*THE INPUT*
════════════════════

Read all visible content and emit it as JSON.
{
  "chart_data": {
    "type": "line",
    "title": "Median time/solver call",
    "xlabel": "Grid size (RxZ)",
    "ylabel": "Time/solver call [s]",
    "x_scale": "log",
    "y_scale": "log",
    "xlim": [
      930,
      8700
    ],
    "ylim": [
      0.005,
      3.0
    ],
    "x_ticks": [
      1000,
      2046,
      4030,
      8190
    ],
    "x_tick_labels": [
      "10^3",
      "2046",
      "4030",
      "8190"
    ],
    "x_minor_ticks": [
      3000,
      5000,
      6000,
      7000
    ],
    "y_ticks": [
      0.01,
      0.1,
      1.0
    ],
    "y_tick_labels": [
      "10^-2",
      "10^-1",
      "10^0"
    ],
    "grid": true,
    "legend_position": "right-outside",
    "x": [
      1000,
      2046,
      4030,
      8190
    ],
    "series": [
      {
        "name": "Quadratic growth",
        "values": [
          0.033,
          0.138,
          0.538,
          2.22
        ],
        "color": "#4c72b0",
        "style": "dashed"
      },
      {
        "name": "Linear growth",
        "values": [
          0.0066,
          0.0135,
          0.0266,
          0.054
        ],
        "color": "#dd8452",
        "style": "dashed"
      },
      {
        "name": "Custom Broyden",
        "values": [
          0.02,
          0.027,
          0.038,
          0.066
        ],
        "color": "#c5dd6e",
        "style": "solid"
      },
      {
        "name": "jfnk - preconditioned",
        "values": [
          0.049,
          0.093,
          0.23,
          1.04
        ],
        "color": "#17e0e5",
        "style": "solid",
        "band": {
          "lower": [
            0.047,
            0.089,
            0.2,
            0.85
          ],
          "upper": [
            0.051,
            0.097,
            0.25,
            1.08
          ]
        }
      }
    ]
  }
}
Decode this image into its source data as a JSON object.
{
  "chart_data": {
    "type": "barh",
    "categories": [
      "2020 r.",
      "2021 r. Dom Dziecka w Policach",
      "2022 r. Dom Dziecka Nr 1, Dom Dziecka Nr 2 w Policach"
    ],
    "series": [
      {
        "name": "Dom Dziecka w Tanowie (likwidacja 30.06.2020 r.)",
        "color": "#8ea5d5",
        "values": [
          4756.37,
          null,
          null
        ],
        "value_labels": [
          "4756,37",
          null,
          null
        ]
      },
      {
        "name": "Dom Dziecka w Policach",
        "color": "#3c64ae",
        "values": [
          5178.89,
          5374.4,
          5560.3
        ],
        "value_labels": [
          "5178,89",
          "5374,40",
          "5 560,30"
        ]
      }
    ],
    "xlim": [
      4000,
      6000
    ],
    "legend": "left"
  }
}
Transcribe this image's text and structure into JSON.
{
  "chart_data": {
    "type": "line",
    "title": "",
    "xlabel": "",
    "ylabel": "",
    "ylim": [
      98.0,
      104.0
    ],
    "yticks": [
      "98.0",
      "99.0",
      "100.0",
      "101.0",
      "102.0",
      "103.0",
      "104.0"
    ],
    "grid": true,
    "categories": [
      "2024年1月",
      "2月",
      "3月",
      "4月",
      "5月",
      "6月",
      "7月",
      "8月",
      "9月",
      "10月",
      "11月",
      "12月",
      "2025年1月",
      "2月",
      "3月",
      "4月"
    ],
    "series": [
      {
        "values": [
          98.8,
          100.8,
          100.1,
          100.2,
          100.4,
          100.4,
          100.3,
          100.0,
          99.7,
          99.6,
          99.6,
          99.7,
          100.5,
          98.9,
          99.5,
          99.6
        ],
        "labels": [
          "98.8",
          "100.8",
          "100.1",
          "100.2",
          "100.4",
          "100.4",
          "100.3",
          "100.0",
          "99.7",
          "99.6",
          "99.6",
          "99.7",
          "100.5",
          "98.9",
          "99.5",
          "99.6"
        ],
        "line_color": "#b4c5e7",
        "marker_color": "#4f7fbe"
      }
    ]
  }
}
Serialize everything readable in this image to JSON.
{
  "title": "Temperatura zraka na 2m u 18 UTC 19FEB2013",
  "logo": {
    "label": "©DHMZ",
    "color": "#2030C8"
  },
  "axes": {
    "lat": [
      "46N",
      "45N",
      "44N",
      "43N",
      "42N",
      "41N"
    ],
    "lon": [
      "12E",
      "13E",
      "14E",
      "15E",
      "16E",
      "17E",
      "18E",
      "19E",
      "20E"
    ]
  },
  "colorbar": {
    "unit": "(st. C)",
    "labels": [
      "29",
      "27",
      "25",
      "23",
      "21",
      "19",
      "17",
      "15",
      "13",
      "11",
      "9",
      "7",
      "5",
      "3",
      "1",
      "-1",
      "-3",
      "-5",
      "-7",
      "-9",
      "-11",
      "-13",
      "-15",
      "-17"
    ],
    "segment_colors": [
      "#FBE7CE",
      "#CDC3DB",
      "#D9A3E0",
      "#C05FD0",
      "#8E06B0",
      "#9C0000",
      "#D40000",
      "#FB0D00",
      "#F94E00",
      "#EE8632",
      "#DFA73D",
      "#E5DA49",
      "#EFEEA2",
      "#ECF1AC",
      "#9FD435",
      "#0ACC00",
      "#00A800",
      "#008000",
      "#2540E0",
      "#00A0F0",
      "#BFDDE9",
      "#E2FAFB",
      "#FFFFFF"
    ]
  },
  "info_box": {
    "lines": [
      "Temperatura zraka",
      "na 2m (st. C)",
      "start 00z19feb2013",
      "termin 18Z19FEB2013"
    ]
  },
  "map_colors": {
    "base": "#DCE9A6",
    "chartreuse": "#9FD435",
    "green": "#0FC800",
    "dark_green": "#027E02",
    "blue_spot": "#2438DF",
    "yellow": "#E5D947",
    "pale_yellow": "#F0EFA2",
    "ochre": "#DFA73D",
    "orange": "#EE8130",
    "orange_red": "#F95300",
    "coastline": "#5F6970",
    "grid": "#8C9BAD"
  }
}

════════════════════

*WHAT YOU NEED TO DO*
Your task is to gather all lines from the entries above that hold the word "Policach".

*EXPECTED ANSWER*
      "2021 r. Dom Dziecka w Policach",
      "2022 r. Dom Dziecka Nr 1, Dom Dziecka Nr 2 w Policach"
        "name": "Dom Dziecka w Policach",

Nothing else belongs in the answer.